* [Testo di riferimento]

● ● ● ●

Mi ha preso un’avversione per questi giardini che mi viene la voglia di cancellarli con una potente riga rossa dalla dichiarazione di status di giardino.
Mi chiedo come gli altri non vedano il falso, la “forgery” soggiacente (Mara Miller, Garden as an Art, SUNY Press 1993). In Italia questi giardini nascono da un’imitazione, da pellegrinaggi verso le terre di Albione, Sissinghurst, Le Vastérival, Chaumont-sur-Loire o il Chelsea Fringe. Quando va bene. Quando va male sono frutto di visite costanti alla fiere specializzate, tour di vivai, abbonamenti a riviste anglofone. Sono il risultato di una buona condizione economica unita a tempo e risorse (acqua, accesso alle piante, alle informazioni, agli strumenti di mantenimento), che aspira a una dimensione più elevata, cioè quella proposta dai paesaggisti internazionali (che già sono copie di se stessi), di cui si raccolgono le suggestioni stilistiche più superficiali, più immediatamente visive, come le siepi di Wirtz, le onde di Hummelo, i cerchi di Jenks, le graminacee di Oudolf, ma che non si spinge ad una “sincera elevazione del gusto” (Guido Giubbini, Rosanova n° 24, aprile 2011).
Non hanno nessuna originalità, nessun estro, nessuna aspirazione. La massima ricerca è capire che fungo ha preso il prato o se tra questa e quella rosa è meglio il giallo freddo o il giallo caldo.

● ● ● ●

Dati raccolti
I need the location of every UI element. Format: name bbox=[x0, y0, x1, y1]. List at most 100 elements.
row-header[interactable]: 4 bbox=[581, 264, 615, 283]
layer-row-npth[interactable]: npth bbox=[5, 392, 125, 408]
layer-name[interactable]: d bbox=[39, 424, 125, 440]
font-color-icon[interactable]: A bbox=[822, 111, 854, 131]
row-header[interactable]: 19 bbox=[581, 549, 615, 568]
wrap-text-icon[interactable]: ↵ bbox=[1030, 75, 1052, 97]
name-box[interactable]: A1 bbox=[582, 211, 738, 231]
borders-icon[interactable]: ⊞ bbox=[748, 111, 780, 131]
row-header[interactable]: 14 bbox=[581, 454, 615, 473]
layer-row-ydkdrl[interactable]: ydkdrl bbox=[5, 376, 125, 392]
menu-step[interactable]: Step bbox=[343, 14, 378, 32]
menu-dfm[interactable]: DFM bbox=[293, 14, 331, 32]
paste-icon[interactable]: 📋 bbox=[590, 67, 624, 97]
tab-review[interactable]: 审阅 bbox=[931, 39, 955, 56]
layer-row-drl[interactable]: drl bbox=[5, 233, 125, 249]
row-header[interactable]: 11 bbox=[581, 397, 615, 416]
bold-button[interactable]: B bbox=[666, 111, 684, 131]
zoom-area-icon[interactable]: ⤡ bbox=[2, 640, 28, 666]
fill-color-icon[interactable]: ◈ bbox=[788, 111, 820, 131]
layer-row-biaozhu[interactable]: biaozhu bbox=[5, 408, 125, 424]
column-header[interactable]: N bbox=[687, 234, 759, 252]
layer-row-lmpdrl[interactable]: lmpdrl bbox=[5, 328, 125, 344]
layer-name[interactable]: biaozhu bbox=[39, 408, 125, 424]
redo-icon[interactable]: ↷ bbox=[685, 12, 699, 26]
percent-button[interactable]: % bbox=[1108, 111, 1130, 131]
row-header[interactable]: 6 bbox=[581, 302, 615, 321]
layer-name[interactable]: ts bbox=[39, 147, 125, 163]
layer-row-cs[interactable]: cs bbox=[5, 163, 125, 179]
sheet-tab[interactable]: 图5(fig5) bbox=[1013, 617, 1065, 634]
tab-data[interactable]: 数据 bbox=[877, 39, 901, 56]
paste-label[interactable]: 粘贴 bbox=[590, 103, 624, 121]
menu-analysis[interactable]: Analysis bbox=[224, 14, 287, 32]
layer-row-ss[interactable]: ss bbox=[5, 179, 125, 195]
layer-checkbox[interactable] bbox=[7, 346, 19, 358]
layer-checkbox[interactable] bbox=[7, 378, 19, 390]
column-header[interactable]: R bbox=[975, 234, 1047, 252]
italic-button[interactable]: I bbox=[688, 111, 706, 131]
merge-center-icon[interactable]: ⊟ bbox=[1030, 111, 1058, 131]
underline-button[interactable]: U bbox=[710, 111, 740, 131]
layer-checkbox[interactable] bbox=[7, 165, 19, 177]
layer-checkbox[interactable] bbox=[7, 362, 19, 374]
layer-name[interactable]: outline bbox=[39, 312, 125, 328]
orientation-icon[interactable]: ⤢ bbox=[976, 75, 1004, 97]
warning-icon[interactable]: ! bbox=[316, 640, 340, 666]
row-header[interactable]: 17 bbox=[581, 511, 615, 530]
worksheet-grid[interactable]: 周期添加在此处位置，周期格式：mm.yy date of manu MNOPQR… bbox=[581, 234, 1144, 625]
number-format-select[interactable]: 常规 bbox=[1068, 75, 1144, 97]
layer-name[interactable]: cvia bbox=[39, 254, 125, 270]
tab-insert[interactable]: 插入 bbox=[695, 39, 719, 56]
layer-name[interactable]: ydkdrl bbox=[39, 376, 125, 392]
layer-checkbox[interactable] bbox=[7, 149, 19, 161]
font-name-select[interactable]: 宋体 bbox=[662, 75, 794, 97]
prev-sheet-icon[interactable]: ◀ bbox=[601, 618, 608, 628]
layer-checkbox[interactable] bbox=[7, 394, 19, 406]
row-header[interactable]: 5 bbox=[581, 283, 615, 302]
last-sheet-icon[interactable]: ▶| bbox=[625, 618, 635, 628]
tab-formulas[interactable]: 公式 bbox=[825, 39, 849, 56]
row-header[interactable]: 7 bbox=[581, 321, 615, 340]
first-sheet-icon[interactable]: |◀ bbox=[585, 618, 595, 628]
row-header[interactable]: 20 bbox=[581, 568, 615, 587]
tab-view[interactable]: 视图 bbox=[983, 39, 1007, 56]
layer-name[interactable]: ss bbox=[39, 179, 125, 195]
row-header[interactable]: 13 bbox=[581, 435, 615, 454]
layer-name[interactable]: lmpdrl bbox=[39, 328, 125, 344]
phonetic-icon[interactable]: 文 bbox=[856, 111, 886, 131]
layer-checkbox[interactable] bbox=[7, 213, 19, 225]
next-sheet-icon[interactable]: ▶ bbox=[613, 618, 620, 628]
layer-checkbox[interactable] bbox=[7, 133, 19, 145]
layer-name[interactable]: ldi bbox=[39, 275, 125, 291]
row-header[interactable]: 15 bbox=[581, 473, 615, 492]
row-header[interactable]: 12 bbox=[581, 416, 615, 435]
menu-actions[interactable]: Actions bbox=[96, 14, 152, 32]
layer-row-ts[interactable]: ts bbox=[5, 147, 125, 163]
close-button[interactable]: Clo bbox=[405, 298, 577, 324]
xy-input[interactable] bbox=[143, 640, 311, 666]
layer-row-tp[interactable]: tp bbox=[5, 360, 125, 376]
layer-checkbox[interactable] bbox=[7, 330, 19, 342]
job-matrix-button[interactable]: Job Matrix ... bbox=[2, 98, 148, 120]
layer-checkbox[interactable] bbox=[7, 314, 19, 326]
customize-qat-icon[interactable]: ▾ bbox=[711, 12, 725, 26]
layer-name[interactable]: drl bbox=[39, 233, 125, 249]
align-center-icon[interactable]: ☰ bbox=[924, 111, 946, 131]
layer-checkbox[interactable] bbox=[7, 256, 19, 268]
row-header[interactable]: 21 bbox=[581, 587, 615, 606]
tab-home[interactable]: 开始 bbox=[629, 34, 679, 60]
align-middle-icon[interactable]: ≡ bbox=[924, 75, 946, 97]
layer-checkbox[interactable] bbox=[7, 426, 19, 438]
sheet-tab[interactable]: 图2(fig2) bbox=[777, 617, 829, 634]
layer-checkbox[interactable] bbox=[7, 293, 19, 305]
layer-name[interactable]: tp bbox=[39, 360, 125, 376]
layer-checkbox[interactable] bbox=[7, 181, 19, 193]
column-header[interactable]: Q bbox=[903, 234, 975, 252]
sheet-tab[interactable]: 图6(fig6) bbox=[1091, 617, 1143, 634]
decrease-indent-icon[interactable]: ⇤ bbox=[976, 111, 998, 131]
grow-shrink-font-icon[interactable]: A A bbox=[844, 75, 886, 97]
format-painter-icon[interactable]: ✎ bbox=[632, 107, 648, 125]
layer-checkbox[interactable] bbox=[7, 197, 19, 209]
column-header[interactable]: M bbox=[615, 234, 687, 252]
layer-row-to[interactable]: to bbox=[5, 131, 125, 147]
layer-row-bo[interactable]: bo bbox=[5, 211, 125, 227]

● ● ● ●

* [Consegne]
A) Trascrivi parola per parola il passo del brano sui giardini da “Non hanno nessuna” a “il giallo caldo.”.
B) Nel brano sui giardini, quale elemento stilistico viene attribuito a Oudolf?
C) Riassumi in un elenco puntato il paragrafo del brano sui giardini che comincia con “Mi chiedo come gli altri”, mantenendo le informazioni principali.
Per rispondere serve soltanto il brano sui giardini, senza altre fonti.

* [Risposte scritte]
A)
Non hanno nessuna originalità, nessun estro, nessuna aspirazione. La massima ricerca è capire che fungo ha preso il prato o se tra questa e quella rosa è meglio il giallo freddo o il giallo caldo.

B) Le graminacee.

C)
- Chi scrive si domanda come gli altri non vedano il falso, la “forgery” di fondo (Mara Miller, Garden as an Art, SUNY Press 1993).
- In Italia questi giardini nascono da un’imitazione. Nel caso migliore derivano da pellegrinaggi verso le terre di Albione, Sissinghurst, Le Vastérival, Chaumont-sur-Loire o il Chelsea Fringe.
- Nel caso peggiore derivano da visite continue a fiere specializzate, giri per vivai e abbonamenti a riviste anglofone.
- Sono il risultato di buone condizioni economiche, tempo e risorse: acqua, accesso alle piante, alle informazioni e agli strumenti di mantenimento.
- Aspirano al livello dei paesaggisti internazionali, ma ne prendono solo gli spunti più superficiali e visivi: le siepi di Wirtz, le onde di Hummelo, i cerchi di Jenks, le graminacee di Oudolf.
- Non arrivano a una “sincera elevazione del gusto” (Guido Giubbini, Rosanova n° 24, aprile 2011).